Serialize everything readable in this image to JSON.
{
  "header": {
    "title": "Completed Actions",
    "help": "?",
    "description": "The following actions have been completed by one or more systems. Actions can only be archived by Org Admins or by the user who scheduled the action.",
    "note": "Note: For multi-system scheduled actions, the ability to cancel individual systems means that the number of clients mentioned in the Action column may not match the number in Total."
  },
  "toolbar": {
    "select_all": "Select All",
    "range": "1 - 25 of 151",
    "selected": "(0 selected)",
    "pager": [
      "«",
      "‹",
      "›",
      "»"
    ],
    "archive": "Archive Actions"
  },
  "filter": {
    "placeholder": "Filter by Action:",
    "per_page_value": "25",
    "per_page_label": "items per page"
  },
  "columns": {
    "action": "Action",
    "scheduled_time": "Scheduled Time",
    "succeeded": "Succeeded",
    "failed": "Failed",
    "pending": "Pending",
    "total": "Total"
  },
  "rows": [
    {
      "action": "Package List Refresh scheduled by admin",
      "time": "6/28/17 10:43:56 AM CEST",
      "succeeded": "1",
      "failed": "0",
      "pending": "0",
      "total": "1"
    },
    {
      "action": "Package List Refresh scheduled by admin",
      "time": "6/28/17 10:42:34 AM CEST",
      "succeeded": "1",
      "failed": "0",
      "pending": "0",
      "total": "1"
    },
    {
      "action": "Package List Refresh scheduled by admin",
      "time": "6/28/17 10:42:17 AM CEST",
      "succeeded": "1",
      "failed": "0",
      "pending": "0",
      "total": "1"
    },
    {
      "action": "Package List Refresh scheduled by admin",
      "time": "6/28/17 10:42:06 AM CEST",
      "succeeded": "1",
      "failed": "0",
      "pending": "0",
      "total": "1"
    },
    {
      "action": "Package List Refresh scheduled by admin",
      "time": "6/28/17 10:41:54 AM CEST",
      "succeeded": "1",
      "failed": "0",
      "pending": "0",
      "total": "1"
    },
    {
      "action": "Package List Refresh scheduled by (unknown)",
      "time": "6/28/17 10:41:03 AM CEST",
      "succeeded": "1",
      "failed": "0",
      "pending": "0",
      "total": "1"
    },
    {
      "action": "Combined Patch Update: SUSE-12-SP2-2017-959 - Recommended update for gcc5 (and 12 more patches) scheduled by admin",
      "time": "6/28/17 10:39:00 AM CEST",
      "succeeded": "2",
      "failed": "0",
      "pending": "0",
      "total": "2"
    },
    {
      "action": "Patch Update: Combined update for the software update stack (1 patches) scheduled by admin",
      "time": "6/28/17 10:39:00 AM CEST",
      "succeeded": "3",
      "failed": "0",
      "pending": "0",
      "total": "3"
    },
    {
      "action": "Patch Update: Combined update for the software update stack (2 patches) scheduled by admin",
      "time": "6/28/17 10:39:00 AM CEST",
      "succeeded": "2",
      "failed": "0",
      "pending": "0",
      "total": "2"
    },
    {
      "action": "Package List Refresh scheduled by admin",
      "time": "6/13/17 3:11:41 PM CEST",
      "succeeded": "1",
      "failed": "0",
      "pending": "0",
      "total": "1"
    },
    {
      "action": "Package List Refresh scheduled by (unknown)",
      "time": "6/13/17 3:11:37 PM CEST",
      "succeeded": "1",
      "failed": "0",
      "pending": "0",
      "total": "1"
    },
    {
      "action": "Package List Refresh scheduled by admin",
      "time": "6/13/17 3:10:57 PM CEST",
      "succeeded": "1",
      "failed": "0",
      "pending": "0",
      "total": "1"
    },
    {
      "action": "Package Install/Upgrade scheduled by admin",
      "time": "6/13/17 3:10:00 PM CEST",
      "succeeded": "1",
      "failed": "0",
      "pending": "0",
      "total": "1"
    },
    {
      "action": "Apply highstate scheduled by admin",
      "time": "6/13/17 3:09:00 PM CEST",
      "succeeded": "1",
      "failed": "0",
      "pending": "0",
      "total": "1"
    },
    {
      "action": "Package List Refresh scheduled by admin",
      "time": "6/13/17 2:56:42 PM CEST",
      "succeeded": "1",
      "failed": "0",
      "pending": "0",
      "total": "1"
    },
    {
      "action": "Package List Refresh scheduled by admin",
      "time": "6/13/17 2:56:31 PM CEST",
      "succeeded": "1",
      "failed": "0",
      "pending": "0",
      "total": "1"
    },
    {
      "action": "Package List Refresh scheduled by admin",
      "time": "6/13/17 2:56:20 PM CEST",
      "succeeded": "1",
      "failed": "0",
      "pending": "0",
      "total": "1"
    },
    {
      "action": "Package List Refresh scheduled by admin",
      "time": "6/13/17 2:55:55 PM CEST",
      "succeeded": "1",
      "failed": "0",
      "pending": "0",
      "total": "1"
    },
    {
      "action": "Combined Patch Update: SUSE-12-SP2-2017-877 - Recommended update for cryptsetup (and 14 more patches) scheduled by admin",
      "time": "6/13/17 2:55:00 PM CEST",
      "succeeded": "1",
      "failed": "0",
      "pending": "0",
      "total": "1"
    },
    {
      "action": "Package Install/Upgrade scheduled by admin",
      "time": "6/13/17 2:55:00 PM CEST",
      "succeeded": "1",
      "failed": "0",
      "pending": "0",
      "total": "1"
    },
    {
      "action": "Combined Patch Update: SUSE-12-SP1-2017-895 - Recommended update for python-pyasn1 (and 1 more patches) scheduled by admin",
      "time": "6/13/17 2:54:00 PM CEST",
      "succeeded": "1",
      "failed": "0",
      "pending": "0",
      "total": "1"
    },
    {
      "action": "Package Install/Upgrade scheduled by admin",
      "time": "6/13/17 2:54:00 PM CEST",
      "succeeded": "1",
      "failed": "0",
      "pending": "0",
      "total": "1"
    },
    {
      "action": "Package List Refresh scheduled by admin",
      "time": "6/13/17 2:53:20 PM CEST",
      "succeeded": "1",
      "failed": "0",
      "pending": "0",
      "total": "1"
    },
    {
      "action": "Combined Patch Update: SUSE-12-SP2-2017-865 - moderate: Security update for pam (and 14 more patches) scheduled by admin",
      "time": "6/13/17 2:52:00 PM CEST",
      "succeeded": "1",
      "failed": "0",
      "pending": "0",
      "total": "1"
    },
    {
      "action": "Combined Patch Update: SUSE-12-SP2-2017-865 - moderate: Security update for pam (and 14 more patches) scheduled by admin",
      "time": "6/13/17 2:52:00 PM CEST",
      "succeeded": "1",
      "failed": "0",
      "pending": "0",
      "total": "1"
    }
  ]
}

######

▶ [Required work]
Count each line of the entries that holds the word "stack", then state the total and nothing more.

▶ [Solution for this task]
2